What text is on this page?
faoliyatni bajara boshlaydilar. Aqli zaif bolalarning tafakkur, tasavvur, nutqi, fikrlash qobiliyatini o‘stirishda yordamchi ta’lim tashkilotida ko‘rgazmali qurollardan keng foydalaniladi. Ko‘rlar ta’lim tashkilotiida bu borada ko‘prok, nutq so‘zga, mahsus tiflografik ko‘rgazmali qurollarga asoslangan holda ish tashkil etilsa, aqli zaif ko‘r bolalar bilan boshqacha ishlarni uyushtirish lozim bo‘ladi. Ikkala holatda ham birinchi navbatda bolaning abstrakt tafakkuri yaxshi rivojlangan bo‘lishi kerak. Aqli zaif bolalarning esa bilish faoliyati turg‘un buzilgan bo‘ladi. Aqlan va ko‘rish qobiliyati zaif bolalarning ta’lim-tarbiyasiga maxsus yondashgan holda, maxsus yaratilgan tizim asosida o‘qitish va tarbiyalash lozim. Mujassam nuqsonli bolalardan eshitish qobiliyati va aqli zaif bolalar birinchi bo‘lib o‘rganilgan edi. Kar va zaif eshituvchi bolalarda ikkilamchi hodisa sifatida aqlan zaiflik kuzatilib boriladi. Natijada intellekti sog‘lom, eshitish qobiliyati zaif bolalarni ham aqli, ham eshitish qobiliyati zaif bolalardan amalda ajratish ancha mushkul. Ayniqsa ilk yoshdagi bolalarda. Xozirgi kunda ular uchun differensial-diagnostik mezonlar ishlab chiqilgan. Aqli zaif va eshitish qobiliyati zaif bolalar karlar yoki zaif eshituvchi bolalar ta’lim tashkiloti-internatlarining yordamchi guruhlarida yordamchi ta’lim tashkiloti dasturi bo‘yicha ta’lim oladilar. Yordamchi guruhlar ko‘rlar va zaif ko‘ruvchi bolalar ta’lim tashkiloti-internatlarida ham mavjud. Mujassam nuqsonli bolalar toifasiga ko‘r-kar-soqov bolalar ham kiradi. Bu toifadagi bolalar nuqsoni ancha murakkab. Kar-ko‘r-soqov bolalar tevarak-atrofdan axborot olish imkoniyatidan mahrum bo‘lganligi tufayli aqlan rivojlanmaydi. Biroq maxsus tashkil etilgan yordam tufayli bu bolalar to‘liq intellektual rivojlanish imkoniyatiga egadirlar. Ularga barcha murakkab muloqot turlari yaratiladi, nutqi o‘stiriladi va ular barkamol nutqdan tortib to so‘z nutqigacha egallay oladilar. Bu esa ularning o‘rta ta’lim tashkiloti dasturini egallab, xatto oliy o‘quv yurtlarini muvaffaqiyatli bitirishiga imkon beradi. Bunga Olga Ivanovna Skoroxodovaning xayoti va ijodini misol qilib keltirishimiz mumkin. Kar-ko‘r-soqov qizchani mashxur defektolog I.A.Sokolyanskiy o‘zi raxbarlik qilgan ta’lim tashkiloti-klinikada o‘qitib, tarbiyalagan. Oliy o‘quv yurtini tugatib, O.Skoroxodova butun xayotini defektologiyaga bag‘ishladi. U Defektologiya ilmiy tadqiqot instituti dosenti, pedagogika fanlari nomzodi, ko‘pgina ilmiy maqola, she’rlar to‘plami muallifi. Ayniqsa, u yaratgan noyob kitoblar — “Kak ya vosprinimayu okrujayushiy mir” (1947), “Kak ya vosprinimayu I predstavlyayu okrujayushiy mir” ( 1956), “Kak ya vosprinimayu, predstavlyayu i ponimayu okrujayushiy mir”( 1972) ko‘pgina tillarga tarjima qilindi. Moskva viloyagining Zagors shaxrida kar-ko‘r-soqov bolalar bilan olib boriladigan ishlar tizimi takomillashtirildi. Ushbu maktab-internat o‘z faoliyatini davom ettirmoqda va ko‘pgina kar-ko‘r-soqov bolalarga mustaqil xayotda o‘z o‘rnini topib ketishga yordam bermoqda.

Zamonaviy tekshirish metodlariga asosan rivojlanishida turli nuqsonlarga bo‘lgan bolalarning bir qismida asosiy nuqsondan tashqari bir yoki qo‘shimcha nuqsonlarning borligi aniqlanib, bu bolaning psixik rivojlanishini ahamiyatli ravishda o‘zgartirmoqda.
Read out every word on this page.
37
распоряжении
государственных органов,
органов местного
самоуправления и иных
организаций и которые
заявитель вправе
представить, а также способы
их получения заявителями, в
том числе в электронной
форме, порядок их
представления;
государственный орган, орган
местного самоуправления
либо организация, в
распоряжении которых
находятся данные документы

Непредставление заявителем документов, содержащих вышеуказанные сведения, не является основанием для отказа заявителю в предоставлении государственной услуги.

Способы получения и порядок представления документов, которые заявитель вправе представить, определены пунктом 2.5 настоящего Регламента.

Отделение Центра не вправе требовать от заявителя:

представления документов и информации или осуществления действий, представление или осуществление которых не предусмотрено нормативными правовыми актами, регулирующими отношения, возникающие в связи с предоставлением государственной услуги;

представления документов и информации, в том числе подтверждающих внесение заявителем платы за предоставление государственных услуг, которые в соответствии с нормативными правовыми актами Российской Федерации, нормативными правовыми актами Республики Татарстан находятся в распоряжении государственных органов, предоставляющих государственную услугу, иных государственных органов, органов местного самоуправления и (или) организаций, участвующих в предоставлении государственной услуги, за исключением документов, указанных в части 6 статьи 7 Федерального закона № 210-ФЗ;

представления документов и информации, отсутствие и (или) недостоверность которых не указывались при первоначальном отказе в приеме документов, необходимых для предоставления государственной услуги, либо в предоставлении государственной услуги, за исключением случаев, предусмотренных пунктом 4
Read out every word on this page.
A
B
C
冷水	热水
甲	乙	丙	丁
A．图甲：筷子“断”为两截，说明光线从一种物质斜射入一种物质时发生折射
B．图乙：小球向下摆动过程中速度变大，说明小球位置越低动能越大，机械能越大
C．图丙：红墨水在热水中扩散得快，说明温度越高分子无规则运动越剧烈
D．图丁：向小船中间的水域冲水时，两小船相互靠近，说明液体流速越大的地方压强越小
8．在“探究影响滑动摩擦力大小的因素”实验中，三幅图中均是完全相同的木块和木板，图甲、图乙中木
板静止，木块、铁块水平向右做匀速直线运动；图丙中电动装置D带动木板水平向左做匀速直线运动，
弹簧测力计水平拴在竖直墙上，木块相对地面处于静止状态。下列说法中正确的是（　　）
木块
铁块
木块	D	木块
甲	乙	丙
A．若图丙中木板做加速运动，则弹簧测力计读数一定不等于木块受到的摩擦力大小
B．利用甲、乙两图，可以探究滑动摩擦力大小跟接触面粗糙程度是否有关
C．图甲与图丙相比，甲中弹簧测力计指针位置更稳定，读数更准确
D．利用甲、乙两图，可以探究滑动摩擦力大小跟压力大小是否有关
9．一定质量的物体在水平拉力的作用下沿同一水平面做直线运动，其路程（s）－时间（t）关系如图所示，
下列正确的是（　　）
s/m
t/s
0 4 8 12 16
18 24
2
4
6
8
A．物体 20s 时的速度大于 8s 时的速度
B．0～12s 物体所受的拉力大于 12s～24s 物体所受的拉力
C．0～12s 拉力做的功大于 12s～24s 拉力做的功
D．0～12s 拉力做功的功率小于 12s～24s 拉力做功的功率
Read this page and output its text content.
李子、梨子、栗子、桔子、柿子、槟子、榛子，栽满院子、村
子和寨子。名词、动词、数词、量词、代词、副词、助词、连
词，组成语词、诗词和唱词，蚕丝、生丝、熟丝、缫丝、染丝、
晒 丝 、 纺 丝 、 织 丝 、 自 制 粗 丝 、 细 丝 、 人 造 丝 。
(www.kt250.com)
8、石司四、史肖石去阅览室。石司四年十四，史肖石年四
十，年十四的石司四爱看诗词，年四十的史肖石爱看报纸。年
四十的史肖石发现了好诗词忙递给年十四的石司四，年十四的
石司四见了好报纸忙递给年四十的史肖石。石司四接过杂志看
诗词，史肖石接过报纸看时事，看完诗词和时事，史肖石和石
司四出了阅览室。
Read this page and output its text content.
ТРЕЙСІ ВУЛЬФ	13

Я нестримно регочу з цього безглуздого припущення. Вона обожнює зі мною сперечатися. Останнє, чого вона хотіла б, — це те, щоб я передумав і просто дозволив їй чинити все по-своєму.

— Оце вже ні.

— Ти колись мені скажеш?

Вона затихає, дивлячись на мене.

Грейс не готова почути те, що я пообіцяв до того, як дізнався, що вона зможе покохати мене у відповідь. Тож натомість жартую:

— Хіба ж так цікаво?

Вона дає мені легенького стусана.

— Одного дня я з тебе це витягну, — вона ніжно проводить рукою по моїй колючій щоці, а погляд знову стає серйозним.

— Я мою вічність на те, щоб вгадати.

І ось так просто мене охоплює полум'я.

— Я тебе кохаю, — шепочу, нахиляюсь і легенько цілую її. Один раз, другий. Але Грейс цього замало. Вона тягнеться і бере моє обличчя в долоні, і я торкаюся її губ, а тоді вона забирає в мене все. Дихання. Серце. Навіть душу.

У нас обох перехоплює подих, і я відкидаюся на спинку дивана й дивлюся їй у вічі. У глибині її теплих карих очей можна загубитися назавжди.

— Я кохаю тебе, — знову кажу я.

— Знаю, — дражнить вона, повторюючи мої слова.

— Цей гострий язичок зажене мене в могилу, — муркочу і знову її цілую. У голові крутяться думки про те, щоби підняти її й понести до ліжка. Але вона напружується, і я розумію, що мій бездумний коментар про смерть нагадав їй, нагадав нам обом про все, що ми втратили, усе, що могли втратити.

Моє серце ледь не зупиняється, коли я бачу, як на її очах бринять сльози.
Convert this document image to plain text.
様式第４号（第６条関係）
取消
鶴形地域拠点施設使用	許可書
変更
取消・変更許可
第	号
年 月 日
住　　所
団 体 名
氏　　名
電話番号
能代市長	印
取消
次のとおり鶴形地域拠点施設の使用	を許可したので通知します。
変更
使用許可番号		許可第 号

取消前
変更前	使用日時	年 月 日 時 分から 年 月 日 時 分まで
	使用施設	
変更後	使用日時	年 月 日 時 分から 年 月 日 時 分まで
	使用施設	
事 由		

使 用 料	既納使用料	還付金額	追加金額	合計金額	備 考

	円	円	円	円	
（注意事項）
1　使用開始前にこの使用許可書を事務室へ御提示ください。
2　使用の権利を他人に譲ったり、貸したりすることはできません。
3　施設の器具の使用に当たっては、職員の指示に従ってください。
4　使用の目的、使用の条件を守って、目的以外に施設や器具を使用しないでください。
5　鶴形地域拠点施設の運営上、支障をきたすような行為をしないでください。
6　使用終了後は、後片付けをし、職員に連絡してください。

+ + +

The answer is a single number: how many lines include the word "кохаю"?

2